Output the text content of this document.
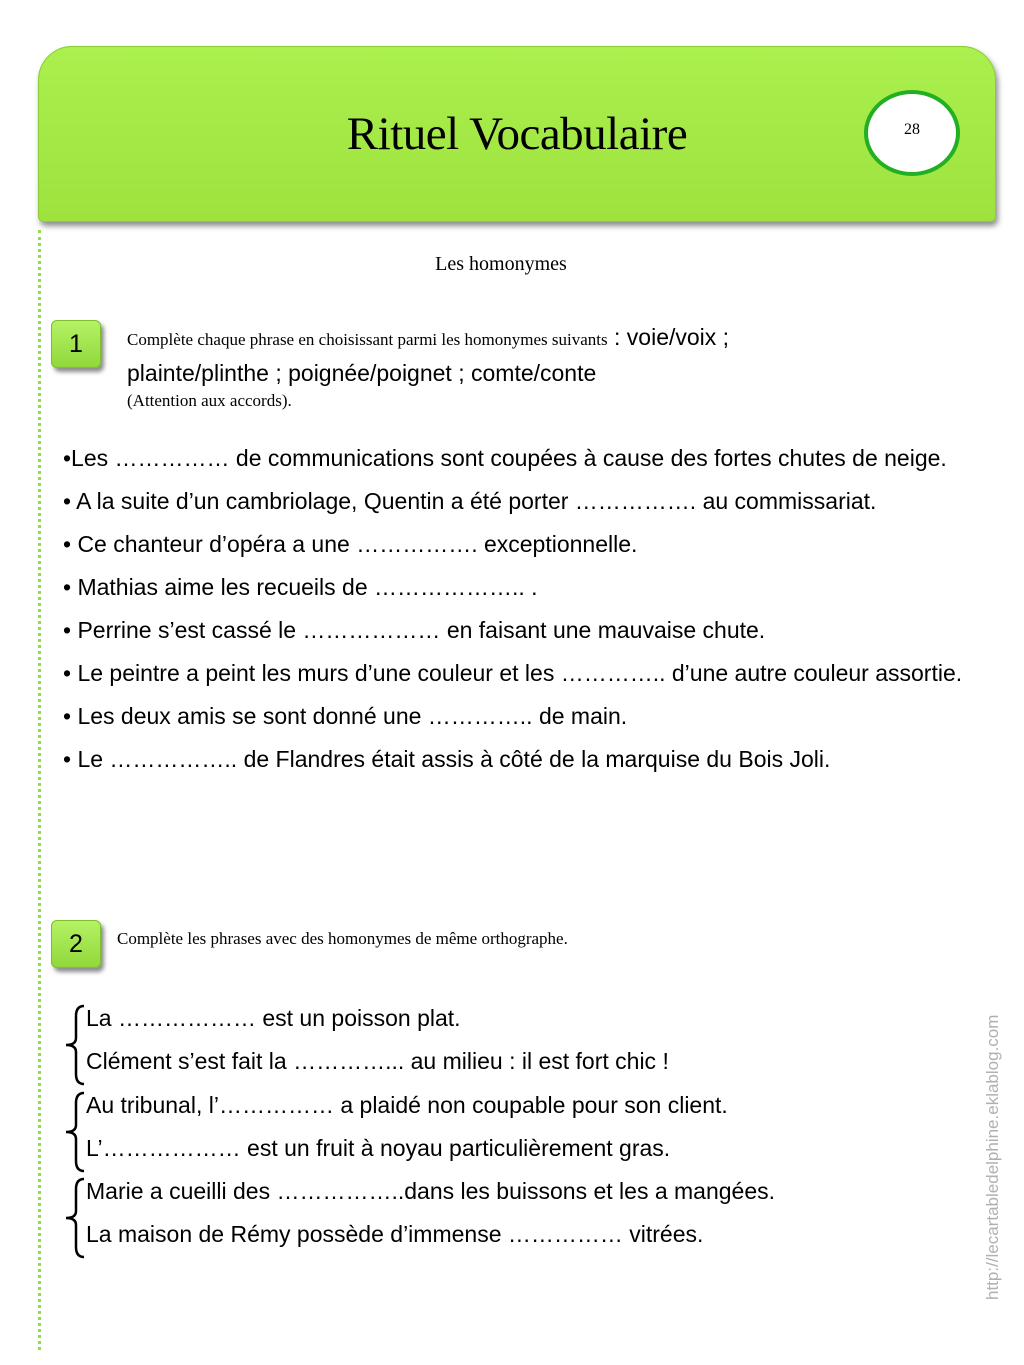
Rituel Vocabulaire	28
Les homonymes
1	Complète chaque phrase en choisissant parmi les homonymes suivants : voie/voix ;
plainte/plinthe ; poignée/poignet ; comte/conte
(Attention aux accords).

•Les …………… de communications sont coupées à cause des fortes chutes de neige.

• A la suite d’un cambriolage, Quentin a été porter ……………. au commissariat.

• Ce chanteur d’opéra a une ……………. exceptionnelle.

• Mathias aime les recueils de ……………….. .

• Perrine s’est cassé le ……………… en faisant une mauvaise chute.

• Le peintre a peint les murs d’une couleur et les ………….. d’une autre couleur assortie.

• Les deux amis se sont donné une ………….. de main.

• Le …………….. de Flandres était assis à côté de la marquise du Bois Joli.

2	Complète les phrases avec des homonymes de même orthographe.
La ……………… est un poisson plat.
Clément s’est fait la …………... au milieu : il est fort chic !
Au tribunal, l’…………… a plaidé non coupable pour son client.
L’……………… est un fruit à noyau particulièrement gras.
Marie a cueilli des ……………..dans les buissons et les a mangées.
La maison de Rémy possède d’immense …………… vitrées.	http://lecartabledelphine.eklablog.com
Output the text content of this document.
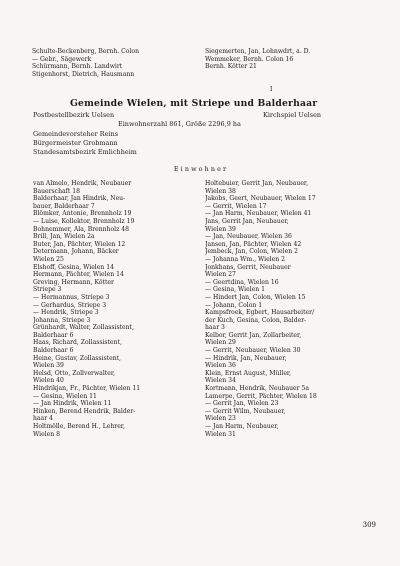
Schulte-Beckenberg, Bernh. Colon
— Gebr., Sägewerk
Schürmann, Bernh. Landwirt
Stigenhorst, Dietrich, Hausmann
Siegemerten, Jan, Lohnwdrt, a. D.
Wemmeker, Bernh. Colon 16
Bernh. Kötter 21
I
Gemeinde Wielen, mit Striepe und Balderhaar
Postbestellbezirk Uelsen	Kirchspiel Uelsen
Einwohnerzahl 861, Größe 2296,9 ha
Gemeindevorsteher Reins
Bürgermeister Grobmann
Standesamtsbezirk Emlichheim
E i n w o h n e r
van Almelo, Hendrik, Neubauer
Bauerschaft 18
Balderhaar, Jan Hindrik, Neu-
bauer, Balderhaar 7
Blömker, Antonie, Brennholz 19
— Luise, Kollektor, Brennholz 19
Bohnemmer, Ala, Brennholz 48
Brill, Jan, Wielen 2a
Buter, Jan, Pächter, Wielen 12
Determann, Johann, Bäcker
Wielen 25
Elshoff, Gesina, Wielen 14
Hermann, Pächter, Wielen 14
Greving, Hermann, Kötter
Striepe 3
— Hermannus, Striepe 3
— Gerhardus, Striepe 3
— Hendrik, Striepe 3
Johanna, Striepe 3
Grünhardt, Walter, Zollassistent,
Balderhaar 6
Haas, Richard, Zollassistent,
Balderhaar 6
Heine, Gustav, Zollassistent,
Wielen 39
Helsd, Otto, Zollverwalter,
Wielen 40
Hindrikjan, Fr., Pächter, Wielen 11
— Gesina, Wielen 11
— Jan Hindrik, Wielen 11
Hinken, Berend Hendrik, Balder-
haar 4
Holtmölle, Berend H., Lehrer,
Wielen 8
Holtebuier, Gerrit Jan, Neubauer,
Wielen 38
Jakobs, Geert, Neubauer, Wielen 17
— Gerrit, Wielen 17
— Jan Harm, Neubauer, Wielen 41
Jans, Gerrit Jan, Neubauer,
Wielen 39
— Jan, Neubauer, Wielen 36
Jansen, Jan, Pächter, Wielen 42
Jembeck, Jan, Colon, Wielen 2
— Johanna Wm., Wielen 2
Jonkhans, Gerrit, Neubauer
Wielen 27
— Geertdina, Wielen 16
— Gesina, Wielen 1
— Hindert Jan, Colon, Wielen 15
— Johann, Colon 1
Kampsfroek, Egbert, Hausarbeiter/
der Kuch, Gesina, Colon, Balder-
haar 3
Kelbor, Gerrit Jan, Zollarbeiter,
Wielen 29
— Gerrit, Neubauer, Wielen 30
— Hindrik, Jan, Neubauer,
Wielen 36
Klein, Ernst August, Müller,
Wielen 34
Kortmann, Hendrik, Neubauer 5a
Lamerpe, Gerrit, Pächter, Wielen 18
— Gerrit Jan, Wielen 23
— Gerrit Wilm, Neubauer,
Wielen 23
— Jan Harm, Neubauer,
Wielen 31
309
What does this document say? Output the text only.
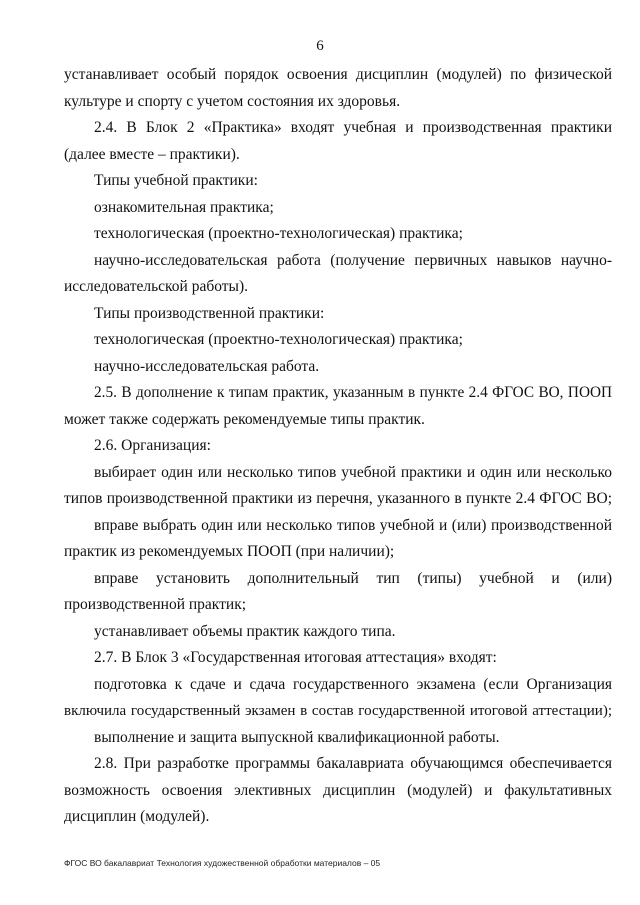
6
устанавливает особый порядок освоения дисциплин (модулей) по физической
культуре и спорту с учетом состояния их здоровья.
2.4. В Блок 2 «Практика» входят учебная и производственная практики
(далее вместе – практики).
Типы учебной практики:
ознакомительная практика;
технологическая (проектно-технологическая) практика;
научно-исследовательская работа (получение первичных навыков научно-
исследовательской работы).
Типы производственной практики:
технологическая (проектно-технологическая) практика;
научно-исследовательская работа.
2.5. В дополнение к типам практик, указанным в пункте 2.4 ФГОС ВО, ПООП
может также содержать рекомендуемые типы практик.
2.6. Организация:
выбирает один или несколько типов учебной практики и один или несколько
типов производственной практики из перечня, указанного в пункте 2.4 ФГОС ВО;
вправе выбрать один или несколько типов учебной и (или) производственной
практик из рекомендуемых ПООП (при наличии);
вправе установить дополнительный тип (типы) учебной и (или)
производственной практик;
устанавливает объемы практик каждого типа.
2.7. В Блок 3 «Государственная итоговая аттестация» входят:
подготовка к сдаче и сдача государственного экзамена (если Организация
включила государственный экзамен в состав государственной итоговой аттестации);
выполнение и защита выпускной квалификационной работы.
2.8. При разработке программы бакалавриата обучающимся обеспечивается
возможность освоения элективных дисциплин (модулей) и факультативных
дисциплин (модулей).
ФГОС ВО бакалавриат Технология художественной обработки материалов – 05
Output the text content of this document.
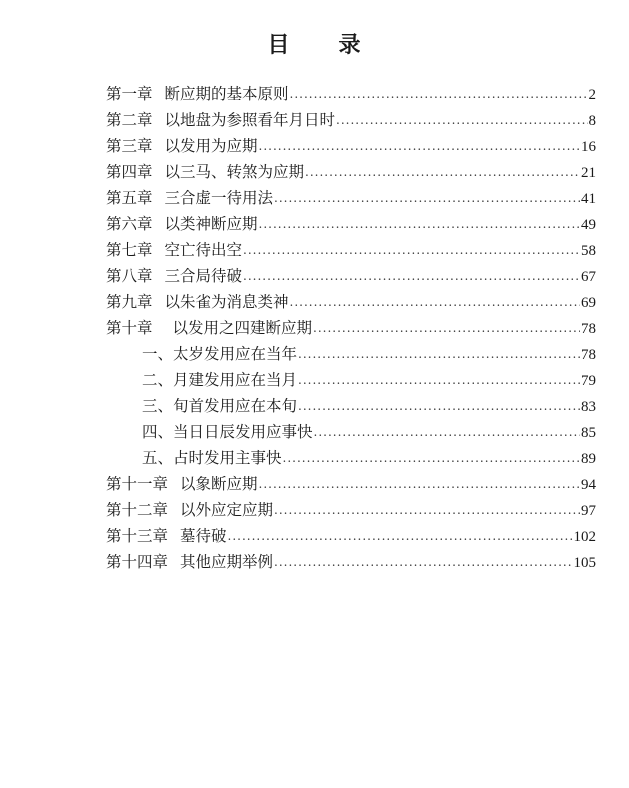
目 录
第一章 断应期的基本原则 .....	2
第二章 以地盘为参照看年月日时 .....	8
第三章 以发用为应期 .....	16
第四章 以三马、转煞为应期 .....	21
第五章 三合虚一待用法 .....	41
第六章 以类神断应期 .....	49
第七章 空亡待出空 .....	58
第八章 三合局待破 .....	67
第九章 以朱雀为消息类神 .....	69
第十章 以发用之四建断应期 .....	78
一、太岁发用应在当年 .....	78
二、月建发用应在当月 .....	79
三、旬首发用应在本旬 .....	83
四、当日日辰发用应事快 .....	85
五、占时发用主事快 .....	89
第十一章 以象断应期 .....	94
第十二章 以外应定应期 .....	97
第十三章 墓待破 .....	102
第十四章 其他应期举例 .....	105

WRITTEN INSTRUCTION
Quote the entries above word for word. Leave the images out.

SOLUTION TO THIS TASK
Output the text content of this document.
Rituel Vocabulaire	28
Les homonymes
1	Complète chaque phrase en choisissant parmi les homonymes suivants : voie/voix ;
plainte/plinthe ; poignée/poignet ; comte/conte
(Attention aux accords).

•Les …………… de communications sont coupées à cause des fortes chutes de neige.

• A la suite d’un cambriolage, Quentin a été porter ……………. au commissariat.

• Ce chanteur d’opéra a une ……………. exceptionnelle.

• Mathias aime les recueils de ……………….. .

• Perrine s’est cassé le ……………… en faisant une mauvaise chute.

• Le peintre a peint les murs d’une couleur et les ………….. d’une autre couleur assortie.

• Les deux amis se sont donné une ………….. de main.

• Le …………….. de Flandres était assis à côté de la marquise du Bois Joli.

2	Complète les phrases avec des homonymes de même orthographe.
La ……………… est un poisson plat.
Clément s’est fait la …………... au milieu : il est fort chic !
Au tribunal, l’…………… a plaidé non coupable pour son client.
L’……………… est un fruit à noyau particulièrement gras.
Marie a cueilli des ……………..dans les buissons et les a mangées.
La maison de Rémy possède d’immense …………… vitrées.	http://lecartabledelphine.eklablog.com
Output the text content of this document.
Schulte-Beckenberg, Bernh. Colon
— Gebr., Sägewerk
Schürmann, Bernh. Landwirt
Stigenhorst, Dietrich, Hausmann
Siegemerten, Jan, Lohnwdrt, a. D.
Wemmeker, Bernh. Colon 16
Bernh. Kötter 21
I
Gemeinde Wielen, mit Striepe und Balderhaar
Postbestellbezirk Uelsen	Kirchspiel Uelsen
Einwohnerzahl 861, Größe 2296,9 ha
Gemeindevorsteher Reins
Bürgermeister Grobmann
Standesamtsbezirk Emlichheim
E i n w o h n e r
van Almelo, Hendrik, Neubauer
Bauerschaft 18
Balderhaar, Jan Hindrik, Neu-
bauer, Balderhaar 7
Blömker, Antonie, Brennholz 19
— Luise, Kollektor, Brennholz 19
Bohnemmer, Ala, Brennholz 48
Brill, Jan, Wielen 2a
Buter, Jan, Pächter, Wielen 12
Determann, Johann, Bäcker
Wielen 25
Elshoff, Gesina, Wielen 14
Hermann, Pächter, Wielen 14
Greving, Hermann, Kötter
Striepe 3
— Hermannus, Striepe 3
— Gerhardus, Striepe 3
— Hendrik, Striepe 3
Johanna, Striepe 3
Grünhardt, Walter, Zollassistent,
Balderhaar 6
Haas, Richard, Zollassistent,
Balderhaar 6
Heine, Gustav, Zollassistent,
Wielen 39
Helsd, Otto, Zollverwalter,
Wielen 40
Hindrikjan, Fr., Pächter, Wielen 11
— Gesina, Wielen 11
— Jan Hindrik, Wielen 11
Hinken, Berend Hendrik, Balder-
haar 4
Holtmölle, Berend H., Lehrer,
Wielen 8
Holtebuier, Gerrit Jan, Neubauer,
Wielen 38
Jakobs, Geert, Neubauer, Wielen 17
— Gerrit, Wielen 17
— Jan Harm, Neubauer, Wielen 41
Jans, Gerrit Jan, Neubauer,
Wielen 39
— Jan, Neubauer, Wielen 36
Jansen, Jan, Pächter, Wielen 42
Jembeck, Jan, Colon, Wielen 2
— Johanna Wm., Wielen 2
Jonkhans, Gerrit, Neubauer
Wielen 27
— Geertdina, Wielen 16
— Gesina, Wielen 1
— Hindert Jan, Colon, Wielen 15
— Johann, Colon 1
Kampsfroek, Egbert, Hausarbeiter/
der Kuch, Gesina, Colon, Balder-
haar 3
Kelbor, Gerrit Jan, Zollarbeiter,
Wielen 29
— Gerrit, Neubauer, Wielen 30
— Hindrik, Jan, Neubauer,
Wielen 36
Klein, Ernst August, Müller,
Wielen 34
Kortmann, Hendrik, Neubauer 5a
Lamerpe, Gerrit, Pächter, Wielen 18
— Gerrit Jan, Wielen 23
— Gerrit Wilm, Neubauer,
Wielen 23
— Jan Harm, Neubauer,
Wielen 31
309
What does this document say? Output the text only.
6
устанавливает особый порядок освоения дисциплин (модулей) по физической
культуре и спорту с учетом состояния их здоровья.
2.4. В Блок 2 «Практика» входят учебная и производственная практики
(далее вместе – практики).
Типы учебной практики:
ознакомительная практика;
технологическая (проектно-технологическая) практика;
научно-исследовательская работа (получение первичных навыков научно-
исследовательской работы).
Типы производственной практики:
технологическая (проектно-технологическая) практика;
научно-исследовательская работа.
2.5. В дополнение к типам практик, указанным в пункте 2.4 ФГОС ВО, ПООП
может также содержать рекомендуемые типы практик.
2.6. Организация:
выбирает один или несколько типов учебной практики и один или несколько
типов производственной практики из перечня, указанного в пункте 2.4 ФГОС ВО;
вправе выбрать один или несколько типов учебной и (или) производственной
практик из рекомендуемых ПООП (при наличии);
вправе установить дополнительный тип (типы) учебной и (или)
производственной практик;
устанавливает объемы практик каждого типа.
2.7. В Блок 3 «Государственная итоговая аттестация» входят:
подготовка к сдаче и сдача государственного экзамена (если Организация
включила государственный экзамен в состав государственной итоговой аттестации);
выполнение и защита выпускной квалификационной работы.
2.8. При разработке программы бакалавриата обучающимся обеспечивается
возможность освоения элективных дисциплин (модулей) и факультативных
дисциплин (модулей).
ФГОС ВО бакалавриат Технология художественной обработки материалов – 05
Output the text content of this document.
目 录
第一章 断应期的基本原则 .....	2
第二章 以地盘为参照看年月日时 .....	8
第三章 以发用为应期 .....	16
第四章 以三马、转煞为应期 .....	21
第五章 三合虚一待用法 .....	41
第六章 以类神断应期 .....	49
第七章 空亡待出空 .....	58
第八章 三合局待破 .....	67
第九章 以朱雀为消息类神 .....	69
第十章 以发用之四建断应期 .....	78
一、太岁发用应在当年 .....	78
二、月建发用应在当月 .....	79
三、旬首发用应在本旬 .....	83
四、当日日辰发用应事快 .....	85
五、占时发用主事快 .....	89
第十一章 以象断应期 .....	94
第十二章 以外应定应期 .....	97
第十三章 墓待破 .....	102
第十四章 其他应期举例 .....	105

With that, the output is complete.